--- START OF SOURCE RECORDS ---

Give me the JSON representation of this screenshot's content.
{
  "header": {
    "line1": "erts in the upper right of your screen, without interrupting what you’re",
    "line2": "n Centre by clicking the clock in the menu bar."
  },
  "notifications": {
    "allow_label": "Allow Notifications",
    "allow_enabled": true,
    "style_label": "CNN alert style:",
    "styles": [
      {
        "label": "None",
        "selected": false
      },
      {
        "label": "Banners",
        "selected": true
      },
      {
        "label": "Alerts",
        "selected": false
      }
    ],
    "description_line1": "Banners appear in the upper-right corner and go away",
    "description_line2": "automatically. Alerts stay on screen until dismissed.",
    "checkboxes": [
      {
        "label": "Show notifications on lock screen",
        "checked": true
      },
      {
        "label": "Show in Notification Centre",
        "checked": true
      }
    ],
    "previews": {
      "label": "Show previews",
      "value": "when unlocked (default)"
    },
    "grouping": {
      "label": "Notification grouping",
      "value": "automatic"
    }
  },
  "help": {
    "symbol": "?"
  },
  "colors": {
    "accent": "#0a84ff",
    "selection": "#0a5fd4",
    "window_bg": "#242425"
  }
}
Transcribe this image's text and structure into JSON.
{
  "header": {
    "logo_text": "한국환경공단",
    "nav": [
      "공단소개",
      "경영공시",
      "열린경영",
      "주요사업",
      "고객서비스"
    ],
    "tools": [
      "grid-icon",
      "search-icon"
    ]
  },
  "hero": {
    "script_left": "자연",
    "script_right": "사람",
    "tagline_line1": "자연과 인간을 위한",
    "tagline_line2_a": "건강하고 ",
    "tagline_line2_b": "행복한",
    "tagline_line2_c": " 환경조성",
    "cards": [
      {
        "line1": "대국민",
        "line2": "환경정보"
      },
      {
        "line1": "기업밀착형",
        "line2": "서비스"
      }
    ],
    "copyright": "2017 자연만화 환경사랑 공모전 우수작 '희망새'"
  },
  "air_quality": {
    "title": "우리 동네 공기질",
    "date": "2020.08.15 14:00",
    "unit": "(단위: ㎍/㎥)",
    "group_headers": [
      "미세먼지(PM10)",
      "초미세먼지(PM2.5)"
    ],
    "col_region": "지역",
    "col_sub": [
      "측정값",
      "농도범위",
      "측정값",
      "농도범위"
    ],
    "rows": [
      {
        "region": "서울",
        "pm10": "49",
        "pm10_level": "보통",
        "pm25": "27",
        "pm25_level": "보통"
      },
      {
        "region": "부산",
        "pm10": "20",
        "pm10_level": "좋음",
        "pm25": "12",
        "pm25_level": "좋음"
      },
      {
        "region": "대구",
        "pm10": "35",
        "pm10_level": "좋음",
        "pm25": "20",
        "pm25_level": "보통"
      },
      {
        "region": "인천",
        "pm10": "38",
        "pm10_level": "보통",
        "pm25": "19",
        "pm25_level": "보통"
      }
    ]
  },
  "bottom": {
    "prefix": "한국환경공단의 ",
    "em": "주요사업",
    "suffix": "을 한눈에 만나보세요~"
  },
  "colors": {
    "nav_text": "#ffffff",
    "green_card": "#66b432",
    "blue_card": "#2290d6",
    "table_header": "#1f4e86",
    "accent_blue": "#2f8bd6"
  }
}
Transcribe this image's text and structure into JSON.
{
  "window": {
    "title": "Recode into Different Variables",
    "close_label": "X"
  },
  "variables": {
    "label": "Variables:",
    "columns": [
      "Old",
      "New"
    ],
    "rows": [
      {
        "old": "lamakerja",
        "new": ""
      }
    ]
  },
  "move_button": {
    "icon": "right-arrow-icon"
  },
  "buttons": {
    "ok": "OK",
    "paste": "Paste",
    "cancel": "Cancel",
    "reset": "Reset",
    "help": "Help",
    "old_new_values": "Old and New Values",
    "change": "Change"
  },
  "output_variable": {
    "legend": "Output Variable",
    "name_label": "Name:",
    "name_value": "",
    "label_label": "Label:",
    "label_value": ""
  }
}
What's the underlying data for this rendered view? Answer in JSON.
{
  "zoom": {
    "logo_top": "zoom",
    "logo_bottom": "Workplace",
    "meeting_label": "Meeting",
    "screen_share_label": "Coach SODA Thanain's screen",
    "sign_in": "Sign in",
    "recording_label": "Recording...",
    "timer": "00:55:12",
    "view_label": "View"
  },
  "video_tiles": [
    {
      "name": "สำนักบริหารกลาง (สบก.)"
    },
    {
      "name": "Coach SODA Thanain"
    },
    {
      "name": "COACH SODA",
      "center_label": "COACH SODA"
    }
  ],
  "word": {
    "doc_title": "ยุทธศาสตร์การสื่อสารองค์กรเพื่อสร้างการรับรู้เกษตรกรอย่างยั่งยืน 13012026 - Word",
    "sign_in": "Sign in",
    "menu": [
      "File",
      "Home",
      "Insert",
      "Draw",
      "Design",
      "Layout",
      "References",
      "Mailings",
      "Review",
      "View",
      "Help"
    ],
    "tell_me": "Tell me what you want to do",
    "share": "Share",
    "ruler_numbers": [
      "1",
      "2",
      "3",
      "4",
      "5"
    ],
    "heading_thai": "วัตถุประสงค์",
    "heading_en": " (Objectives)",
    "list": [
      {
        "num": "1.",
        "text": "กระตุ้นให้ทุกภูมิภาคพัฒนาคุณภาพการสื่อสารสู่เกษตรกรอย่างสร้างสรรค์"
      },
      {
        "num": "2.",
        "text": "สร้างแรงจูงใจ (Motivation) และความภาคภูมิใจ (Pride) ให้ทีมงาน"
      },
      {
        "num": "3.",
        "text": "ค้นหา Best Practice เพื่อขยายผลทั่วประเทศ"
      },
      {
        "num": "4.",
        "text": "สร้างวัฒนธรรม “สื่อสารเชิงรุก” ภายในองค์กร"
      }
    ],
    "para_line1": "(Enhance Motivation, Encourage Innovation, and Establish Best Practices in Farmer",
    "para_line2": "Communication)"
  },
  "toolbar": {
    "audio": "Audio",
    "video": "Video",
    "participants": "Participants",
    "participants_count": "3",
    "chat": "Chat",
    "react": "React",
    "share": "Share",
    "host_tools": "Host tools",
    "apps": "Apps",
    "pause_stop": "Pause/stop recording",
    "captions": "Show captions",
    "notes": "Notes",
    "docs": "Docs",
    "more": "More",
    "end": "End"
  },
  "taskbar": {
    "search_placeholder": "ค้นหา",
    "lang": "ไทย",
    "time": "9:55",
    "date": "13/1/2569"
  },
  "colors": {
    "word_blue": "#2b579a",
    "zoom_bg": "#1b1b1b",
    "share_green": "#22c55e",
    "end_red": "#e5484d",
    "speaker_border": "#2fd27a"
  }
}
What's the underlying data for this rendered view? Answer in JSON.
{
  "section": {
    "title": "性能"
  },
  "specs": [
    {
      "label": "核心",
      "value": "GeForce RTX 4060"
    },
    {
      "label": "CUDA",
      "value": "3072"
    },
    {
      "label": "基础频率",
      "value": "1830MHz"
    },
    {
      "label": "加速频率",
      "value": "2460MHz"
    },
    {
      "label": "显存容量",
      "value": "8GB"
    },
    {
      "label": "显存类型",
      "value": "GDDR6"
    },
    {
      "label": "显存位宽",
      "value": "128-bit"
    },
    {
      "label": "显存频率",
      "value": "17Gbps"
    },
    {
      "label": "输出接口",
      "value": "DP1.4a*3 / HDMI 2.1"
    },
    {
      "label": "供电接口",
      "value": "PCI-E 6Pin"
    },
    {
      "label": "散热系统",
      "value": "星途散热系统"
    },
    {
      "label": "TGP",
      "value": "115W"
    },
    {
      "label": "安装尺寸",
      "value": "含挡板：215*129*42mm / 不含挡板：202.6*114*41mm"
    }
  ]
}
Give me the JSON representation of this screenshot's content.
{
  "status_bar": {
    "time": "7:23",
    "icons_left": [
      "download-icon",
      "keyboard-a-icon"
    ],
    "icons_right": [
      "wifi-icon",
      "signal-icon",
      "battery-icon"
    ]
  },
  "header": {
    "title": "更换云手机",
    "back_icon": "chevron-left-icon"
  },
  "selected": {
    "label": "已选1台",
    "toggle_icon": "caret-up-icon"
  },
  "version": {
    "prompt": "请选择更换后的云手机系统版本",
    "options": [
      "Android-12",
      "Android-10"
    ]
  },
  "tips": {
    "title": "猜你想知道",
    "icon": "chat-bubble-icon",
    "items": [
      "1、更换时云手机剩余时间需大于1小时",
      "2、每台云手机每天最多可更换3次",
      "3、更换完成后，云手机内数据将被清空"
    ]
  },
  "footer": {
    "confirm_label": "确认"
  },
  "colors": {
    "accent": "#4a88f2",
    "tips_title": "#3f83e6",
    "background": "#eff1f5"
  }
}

--- END OF SOURCE RECORDS ---

SET PROBLEM:
Read the data above. Pull out each line in which the string "Motivation" appears.

TASK RESPONSE:
        "text": "สร้างแรงจูงใจ (Motivation) และความภาคภูมิใจ (Pride) ให้ทีมงาน"
    "para_line1": "(Enhance Motivation, Encourage Innovation, and Establish Best Practices in Farmer",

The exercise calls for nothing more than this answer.